## Exercise aim
Leaving out the pictures, please retype each record exactly.

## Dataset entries
===
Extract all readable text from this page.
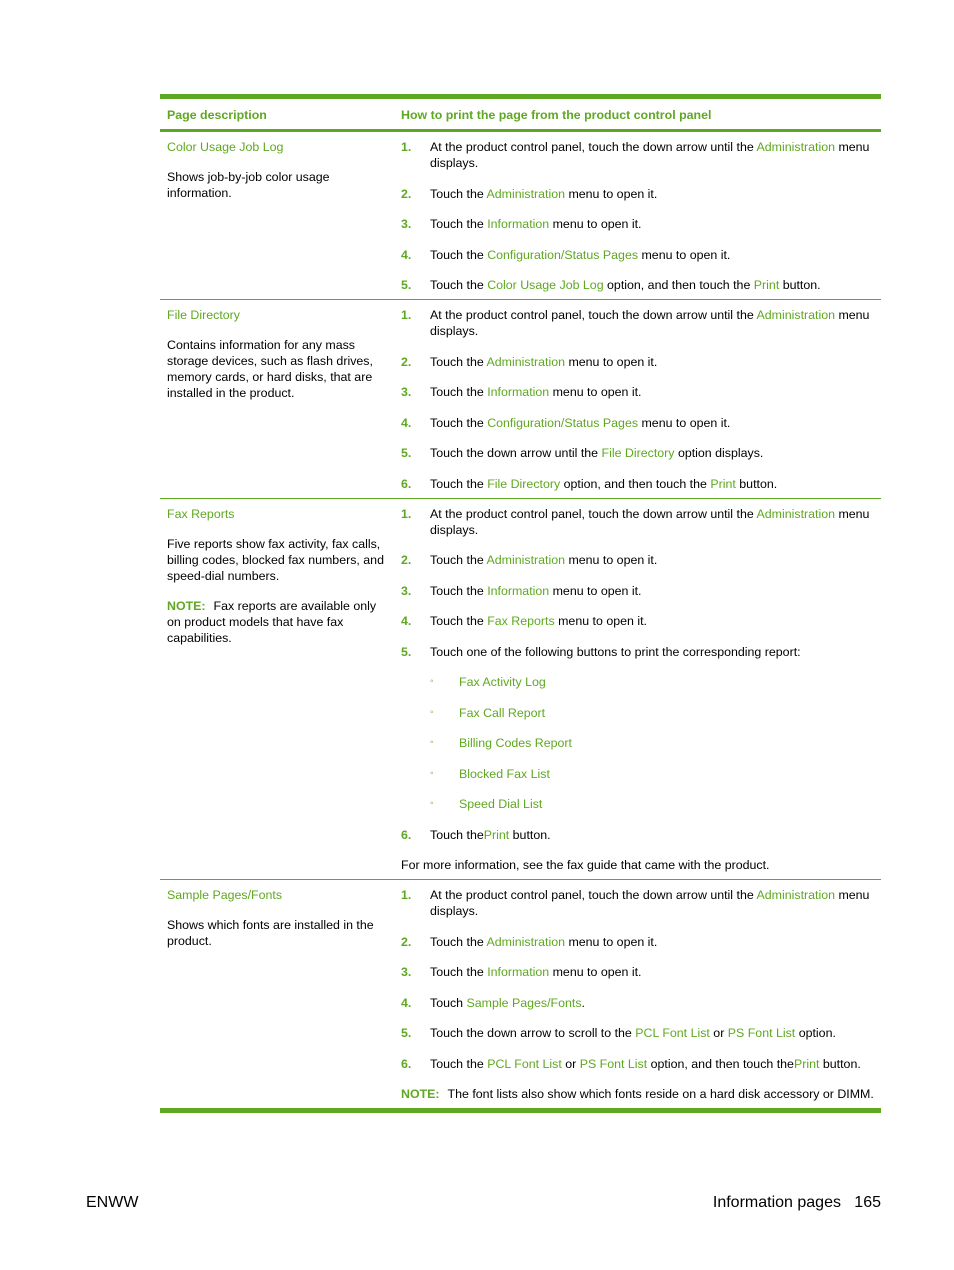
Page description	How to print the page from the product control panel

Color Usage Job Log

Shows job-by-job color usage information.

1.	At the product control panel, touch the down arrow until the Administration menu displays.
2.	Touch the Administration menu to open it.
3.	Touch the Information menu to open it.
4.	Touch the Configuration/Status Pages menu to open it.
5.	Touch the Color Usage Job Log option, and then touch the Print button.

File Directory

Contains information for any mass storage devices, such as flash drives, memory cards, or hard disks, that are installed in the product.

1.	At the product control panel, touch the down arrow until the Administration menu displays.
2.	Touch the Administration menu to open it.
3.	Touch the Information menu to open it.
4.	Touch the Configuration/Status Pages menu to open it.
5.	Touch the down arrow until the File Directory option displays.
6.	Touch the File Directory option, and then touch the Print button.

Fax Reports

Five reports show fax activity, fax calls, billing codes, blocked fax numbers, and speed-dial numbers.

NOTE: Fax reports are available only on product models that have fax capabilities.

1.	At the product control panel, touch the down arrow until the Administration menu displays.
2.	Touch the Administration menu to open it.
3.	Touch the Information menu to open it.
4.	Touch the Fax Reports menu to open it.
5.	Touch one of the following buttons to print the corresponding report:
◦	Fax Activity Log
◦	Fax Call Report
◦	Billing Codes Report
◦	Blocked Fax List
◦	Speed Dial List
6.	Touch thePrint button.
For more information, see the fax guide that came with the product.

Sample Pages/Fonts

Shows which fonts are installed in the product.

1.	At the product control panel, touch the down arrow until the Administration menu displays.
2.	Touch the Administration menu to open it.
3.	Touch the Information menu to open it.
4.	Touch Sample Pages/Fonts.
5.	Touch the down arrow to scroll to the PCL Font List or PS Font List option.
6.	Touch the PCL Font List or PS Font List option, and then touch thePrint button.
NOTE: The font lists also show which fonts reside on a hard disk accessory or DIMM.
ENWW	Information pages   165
===
## Problem solution
Extract all readable text from this page.
Page description	How to print the page from the product control panel

Color Usage Job Log

Shows job-by-job color usage information.

1.	At the product control panel, touch the down arrow until the Administration menu displays.
2.	Touch the Administration menu to open it.
3.	Touch the Information menu to open it.
4.	Touch the Configuration/Status Pages menu to open it.
5.	Touch the Color Usage Job Log option, and then touch the Print button.

File Directory

Contains information for any mass storage devices, such as flash drives, memory cards, or hard disks, that are installed in the product.

1.	At the product control panel, touch the down arrow until the Administration menu displays.
2.	Touch the Administration menu to open it.
3.	Touch the Information menu to open it.
4.	Touch the Configuration/Status Pages menu to open it.
5.	Touch the down arrow until the File Directory option displays.
6.	Touch the File Directory option, and then touch the Print button.

Fax Reports

Five reports show fax activity, fax calls, billing codes, blocked fax numbers, and speed-dial numbers.

NOTE: Fax reports are available only on product models that have fax capabilities.

1.	At the product control panel, touch the down arrow until the Administration menu displays.
2.	Touch the Administration menu to open it.
3.	Touch the Information menu to open it.
4.	Touch the Fax Reports menu to open it.
5.	Touch one of the following buttons to print the corresponding report:
◦	Fax Activity Log
◦	Fax Call Report
◦	Billing Codes Report
◦	Blocked Fax List
◦	Speed Dial List
6.	Touch thePrint button.
For more information, see the fax guide that came with the product.

Sample Pages/Fonts

Shows which fonts are installed in the product.

1.	At the product control panel, touch the down arrow until the Administration menu displays.
2.	Touch the Administration menu to open it.
3.	Touch the Information menu to open it.
4.	Touch Sample Pages/Fonts.
5.	Touch the down arrow to scroll to the PCL Font List or PS Font List option.
6.	Touch the PCL Font List or PS Font List option, and then touch thePrint button.
NOTE: The font lists also show which fonts reside on a hard disk accessory or DIMM.
ENWW	Information pages   165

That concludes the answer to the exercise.